[Saved data entries]
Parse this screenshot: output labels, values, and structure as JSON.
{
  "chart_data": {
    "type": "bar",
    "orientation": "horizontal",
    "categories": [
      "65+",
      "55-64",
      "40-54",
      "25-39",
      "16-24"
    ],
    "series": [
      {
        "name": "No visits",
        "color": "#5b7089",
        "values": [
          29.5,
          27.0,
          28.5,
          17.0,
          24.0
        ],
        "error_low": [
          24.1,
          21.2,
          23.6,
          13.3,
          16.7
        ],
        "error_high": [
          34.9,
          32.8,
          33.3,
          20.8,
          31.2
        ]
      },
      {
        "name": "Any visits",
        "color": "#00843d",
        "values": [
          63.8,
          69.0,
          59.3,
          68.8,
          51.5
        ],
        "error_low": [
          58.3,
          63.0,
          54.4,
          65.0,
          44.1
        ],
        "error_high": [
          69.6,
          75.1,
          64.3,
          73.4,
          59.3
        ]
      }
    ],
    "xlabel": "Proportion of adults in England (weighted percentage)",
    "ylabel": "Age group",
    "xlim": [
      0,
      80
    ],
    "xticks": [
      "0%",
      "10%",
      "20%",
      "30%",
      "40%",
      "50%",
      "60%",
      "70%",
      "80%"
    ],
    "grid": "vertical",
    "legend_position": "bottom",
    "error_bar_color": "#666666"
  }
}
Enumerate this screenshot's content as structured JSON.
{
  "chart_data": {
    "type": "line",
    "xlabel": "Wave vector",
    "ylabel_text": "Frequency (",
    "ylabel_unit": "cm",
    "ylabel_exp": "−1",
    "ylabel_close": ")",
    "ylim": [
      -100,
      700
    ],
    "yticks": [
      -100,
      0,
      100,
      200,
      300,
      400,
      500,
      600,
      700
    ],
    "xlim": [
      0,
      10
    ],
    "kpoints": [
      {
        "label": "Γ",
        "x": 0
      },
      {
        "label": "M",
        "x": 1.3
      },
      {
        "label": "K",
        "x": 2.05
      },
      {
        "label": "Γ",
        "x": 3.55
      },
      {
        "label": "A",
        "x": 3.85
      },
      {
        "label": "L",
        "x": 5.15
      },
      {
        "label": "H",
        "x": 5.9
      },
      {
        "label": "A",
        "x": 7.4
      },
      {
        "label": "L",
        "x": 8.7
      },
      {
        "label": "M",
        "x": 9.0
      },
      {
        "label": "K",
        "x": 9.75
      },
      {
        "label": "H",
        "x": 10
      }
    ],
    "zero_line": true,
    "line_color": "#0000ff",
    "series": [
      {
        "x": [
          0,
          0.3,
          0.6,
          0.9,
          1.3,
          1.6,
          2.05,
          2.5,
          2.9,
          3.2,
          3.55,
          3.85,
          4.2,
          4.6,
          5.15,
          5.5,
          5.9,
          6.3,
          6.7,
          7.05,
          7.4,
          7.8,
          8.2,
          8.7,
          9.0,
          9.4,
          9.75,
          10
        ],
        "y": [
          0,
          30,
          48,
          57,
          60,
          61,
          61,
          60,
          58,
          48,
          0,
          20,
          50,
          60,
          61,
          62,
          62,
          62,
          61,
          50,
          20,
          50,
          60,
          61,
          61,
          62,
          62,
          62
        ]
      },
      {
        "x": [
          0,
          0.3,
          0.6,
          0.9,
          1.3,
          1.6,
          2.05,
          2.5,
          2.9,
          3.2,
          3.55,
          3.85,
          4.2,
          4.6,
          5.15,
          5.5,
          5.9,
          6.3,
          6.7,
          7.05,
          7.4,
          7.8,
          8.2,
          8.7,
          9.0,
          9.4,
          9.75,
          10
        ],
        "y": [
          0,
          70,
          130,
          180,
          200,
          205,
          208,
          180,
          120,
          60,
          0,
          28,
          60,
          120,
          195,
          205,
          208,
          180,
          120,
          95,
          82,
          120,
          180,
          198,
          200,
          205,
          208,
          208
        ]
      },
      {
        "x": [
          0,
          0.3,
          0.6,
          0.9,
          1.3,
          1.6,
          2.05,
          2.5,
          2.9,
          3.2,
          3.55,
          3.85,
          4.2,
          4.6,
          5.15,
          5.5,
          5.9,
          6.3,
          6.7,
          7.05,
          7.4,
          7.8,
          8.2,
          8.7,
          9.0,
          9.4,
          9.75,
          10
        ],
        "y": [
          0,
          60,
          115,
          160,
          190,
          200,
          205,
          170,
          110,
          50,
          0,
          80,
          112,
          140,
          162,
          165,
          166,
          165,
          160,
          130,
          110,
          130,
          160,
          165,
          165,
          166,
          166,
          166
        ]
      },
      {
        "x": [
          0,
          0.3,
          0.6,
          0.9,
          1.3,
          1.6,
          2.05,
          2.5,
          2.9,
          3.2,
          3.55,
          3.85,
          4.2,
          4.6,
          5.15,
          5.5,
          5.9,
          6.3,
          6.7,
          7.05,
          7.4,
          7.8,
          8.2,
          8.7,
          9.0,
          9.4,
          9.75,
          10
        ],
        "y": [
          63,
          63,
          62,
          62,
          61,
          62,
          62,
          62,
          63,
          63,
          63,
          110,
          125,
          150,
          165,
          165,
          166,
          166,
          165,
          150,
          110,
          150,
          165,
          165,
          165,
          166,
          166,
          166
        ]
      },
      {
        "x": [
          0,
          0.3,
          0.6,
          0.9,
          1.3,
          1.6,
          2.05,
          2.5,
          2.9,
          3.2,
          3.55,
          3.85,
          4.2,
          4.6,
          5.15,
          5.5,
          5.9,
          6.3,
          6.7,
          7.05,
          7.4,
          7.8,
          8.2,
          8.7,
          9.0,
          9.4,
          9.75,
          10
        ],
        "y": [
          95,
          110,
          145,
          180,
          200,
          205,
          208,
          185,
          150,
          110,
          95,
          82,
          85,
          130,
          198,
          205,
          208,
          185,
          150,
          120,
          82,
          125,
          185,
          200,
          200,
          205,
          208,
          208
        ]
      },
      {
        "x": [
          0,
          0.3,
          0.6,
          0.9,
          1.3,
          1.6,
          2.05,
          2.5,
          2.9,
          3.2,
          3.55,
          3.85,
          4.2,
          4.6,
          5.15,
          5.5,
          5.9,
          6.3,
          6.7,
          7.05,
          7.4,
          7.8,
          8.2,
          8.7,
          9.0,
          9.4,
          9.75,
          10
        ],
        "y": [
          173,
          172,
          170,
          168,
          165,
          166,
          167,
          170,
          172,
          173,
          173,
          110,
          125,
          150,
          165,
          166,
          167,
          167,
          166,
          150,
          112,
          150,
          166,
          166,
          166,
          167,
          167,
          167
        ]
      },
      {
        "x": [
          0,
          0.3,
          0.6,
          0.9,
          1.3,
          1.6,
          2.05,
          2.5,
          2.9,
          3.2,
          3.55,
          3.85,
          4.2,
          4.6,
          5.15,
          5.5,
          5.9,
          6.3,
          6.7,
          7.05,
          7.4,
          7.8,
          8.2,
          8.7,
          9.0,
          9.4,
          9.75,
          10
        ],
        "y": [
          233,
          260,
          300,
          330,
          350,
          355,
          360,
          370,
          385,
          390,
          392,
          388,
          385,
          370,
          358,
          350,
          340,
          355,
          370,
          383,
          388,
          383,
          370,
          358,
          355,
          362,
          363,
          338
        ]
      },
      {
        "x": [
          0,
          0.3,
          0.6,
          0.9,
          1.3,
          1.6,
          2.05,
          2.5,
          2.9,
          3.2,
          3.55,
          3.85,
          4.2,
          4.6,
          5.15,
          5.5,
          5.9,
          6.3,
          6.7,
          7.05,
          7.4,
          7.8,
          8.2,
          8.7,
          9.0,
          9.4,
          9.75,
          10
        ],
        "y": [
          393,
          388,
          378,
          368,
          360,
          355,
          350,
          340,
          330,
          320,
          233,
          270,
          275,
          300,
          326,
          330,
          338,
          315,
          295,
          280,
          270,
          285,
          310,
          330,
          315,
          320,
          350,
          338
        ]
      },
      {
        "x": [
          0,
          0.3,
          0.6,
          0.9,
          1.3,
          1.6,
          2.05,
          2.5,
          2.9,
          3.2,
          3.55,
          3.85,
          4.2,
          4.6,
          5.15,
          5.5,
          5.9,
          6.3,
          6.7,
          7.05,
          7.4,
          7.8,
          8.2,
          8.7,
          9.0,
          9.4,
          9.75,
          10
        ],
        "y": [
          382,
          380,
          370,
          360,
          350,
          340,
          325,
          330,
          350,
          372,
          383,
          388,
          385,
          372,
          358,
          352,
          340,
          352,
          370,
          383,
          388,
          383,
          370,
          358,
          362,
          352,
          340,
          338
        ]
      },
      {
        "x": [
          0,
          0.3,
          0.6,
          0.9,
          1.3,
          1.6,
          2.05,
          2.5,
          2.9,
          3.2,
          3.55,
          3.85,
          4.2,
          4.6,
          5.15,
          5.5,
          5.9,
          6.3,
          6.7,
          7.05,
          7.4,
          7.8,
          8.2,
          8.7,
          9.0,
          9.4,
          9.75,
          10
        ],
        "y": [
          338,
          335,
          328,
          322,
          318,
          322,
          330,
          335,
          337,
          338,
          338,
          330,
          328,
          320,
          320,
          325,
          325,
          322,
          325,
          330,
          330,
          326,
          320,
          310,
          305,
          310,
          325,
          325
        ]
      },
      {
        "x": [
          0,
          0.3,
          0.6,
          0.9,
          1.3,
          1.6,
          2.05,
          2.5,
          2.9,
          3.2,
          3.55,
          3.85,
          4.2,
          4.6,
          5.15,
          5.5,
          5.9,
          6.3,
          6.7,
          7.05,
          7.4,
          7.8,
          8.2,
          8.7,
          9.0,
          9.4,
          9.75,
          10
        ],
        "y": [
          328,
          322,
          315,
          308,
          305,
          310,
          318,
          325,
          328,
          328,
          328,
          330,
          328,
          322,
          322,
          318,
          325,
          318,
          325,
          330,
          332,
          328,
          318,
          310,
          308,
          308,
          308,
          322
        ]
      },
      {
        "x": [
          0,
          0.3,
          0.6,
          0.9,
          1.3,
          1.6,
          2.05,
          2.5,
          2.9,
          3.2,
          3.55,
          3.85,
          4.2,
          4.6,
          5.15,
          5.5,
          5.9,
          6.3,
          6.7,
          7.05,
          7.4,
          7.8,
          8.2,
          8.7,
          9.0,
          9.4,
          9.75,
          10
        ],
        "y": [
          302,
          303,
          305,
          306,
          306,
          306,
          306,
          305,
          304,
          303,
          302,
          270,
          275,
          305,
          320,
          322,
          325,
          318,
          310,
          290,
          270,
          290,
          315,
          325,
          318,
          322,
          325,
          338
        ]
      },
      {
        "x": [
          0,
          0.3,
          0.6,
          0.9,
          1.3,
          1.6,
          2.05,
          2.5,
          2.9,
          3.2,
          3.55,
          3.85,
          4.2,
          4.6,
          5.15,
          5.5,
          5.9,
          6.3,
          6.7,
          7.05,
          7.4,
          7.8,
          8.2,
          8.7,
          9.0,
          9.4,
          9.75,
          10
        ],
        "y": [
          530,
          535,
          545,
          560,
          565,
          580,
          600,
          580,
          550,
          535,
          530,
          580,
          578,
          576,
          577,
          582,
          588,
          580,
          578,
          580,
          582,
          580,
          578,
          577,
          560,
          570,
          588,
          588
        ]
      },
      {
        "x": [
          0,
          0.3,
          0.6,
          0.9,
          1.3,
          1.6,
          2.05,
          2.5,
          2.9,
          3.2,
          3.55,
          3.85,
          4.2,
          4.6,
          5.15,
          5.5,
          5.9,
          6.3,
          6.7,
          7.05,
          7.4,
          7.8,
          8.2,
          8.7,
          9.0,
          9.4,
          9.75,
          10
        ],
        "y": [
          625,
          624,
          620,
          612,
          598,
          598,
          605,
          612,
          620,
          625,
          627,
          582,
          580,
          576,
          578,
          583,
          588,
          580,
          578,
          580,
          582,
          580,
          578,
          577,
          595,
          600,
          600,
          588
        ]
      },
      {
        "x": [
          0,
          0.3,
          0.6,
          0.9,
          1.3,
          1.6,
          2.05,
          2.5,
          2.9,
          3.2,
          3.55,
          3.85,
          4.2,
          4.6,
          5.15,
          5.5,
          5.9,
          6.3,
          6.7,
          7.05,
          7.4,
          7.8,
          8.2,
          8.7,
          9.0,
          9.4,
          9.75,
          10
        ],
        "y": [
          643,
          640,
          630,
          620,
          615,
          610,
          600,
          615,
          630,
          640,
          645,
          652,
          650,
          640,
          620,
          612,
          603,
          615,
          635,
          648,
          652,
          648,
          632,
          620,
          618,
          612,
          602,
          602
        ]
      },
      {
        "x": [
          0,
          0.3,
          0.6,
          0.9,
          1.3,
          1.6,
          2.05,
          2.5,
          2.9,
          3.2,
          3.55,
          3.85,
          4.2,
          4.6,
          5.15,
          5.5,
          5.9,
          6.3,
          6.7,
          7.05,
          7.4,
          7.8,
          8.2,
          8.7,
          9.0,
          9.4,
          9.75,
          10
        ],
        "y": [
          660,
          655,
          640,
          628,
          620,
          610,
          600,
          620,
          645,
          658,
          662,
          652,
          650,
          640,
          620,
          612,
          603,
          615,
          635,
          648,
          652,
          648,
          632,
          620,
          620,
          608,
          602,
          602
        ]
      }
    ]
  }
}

**Stated problem**
Copy out each line of the data containing the string "xlabel".

**Result**
    "xlabel": "Proportion of adults in England (weighted percentage)",
    "xlabel": "Wave vector",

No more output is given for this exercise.